● **Records for this exercise**
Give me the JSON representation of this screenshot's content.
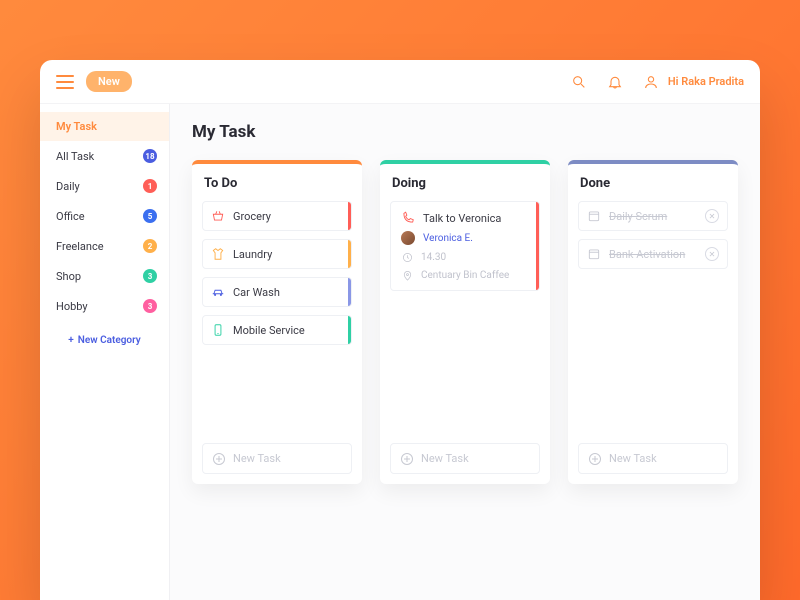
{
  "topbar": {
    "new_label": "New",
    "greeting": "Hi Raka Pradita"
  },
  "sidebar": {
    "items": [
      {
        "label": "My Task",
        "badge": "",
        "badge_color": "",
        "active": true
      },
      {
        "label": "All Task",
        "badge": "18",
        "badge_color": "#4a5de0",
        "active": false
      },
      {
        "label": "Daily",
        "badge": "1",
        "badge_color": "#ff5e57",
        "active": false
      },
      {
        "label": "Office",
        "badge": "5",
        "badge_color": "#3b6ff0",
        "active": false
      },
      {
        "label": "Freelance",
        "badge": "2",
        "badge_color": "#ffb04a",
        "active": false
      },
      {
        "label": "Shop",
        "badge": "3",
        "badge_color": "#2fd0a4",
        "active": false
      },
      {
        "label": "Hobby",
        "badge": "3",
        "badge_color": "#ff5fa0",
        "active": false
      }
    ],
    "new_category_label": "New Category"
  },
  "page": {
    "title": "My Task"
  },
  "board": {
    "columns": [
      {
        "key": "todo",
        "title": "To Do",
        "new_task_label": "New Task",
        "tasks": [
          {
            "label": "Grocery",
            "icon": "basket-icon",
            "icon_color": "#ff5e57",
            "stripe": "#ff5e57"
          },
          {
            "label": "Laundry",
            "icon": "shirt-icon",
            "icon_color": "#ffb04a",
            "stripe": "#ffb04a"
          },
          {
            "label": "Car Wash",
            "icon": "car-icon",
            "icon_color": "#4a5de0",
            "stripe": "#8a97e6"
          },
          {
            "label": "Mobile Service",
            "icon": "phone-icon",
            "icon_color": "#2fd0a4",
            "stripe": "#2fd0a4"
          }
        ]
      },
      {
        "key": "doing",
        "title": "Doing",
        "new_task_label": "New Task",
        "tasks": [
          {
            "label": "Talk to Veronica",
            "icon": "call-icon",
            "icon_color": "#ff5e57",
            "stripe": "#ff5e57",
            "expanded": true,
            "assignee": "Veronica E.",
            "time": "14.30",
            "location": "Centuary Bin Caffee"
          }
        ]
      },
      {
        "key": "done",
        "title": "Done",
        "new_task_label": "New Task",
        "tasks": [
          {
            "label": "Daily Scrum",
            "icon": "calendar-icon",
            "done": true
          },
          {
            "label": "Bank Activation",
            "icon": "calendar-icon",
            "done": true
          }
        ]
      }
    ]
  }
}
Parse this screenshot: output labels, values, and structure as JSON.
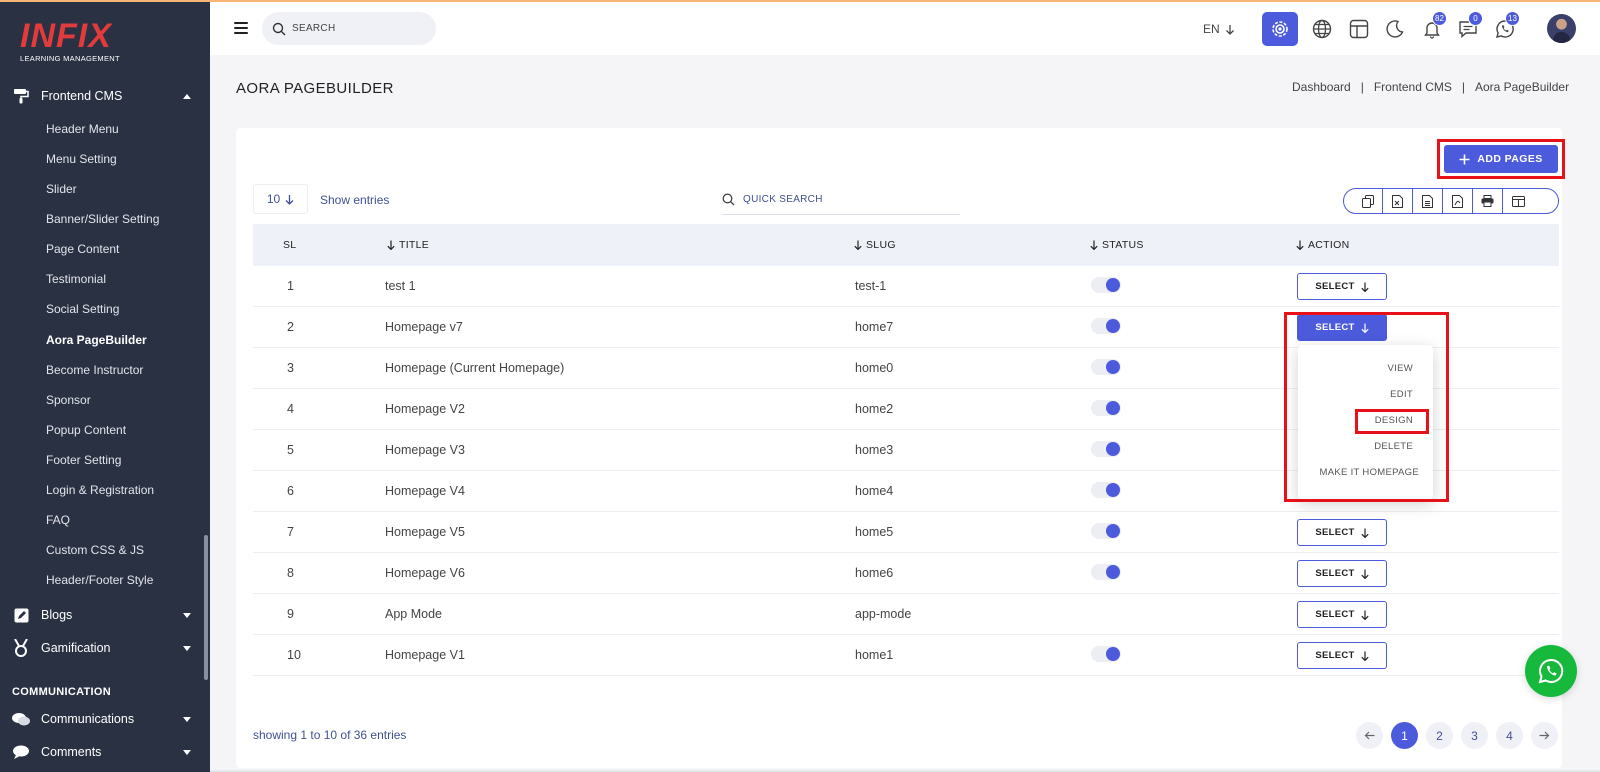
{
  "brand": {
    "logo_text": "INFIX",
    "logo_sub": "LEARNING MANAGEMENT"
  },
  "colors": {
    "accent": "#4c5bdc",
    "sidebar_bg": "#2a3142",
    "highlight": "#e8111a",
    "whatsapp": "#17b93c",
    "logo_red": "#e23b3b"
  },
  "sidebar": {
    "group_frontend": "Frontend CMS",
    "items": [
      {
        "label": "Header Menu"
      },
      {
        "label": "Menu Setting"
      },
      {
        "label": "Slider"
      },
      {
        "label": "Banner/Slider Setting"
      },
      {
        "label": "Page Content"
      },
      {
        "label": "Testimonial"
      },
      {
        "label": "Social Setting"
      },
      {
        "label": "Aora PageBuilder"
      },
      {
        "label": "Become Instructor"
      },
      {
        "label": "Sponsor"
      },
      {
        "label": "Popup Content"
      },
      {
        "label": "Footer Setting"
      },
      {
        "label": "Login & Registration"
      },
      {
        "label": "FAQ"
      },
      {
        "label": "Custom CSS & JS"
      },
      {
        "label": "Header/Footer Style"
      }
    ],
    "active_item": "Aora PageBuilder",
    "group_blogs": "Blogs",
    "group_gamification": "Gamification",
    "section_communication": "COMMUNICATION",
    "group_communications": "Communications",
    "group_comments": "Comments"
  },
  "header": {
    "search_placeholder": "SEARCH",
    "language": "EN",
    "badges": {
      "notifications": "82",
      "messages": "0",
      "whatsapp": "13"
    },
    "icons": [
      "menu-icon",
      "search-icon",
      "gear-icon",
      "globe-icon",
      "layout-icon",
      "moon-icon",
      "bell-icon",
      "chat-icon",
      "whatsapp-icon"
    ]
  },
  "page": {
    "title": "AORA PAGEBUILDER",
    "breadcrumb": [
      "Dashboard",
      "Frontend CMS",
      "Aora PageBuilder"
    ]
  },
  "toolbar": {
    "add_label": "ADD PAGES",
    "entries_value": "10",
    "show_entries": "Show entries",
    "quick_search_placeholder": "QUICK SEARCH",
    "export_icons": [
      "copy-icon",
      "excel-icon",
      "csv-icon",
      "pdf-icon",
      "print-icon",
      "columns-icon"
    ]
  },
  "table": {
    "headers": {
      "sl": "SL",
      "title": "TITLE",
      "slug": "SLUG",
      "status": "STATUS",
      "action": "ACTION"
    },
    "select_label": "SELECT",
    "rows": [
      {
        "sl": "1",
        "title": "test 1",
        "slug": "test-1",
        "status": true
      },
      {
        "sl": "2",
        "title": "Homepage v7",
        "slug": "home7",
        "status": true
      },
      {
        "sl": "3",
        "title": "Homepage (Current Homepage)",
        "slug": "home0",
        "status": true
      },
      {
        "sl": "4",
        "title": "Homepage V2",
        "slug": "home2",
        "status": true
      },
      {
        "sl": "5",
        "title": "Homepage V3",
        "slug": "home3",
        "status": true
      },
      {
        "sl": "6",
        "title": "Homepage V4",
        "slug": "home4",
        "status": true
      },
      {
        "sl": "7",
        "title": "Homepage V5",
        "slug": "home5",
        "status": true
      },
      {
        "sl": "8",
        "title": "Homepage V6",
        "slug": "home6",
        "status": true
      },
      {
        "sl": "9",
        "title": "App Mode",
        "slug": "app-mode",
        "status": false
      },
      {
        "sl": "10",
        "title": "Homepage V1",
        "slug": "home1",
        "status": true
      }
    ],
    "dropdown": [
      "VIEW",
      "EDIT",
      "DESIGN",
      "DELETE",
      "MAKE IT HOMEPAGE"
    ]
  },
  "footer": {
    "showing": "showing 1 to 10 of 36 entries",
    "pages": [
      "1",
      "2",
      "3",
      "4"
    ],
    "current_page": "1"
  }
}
--
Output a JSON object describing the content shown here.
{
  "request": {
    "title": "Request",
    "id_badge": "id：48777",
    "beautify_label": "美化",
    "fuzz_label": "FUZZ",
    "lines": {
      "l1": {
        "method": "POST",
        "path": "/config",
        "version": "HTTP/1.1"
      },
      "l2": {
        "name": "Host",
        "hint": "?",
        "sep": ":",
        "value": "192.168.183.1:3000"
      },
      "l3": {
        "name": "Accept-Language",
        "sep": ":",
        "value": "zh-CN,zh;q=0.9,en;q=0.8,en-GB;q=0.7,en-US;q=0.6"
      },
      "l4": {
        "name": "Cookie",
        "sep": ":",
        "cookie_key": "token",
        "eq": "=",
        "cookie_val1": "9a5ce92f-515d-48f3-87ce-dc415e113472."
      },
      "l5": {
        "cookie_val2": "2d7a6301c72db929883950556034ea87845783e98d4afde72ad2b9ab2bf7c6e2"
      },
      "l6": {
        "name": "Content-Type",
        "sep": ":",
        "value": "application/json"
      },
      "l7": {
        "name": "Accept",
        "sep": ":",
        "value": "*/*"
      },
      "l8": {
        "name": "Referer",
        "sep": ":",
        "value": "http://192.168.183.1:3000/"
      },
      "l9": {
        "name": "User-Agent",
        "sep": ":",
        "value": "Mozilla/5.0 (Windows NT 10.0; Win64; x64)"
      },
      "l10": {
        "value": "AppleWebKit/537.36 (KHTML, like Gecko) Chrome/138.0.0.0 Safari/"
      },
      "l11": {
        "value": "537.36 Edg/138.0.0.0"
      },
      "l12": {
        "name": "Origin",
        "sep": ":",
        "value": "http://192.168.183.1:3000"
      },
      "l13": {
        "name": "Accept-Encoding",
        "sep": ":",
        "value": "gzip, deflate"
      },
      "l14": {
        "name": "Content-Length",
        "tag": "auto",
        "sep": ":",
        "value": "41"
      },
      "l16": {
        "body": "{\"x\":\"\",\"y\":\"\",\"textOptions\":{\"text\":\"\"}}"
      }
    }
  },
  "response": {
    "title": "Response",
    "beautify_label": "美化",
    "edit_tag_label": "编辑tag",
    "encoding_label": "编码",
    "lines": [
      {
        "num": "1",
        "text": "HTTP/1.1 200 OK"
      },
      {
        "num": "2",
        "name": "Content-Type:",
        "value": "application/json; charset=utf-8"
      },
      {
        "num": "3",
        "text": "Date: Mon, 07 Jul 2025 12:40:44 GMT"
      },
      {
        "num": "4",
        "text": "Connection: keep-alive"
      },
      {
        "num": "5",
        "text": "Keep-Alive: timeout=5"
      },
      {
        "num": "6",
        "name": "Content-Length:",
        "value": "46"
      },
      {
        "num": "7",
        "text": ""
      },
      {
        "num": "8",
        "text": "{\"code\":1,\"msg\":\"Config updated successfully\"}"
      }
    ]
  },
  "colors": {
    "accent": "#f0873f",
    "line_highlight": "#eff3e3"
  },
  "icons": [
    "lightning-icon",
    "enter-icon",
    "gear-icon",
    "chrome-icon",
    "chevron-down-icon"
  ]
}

● **Set exercise**
Look through the records and gather each line with the word "Setting".

● **Finished answer**
        "label": "Menu Setting"
        "label": "Banner/Slider Setting"
        "label": "Social Setting"
        "label": "Footer Setting"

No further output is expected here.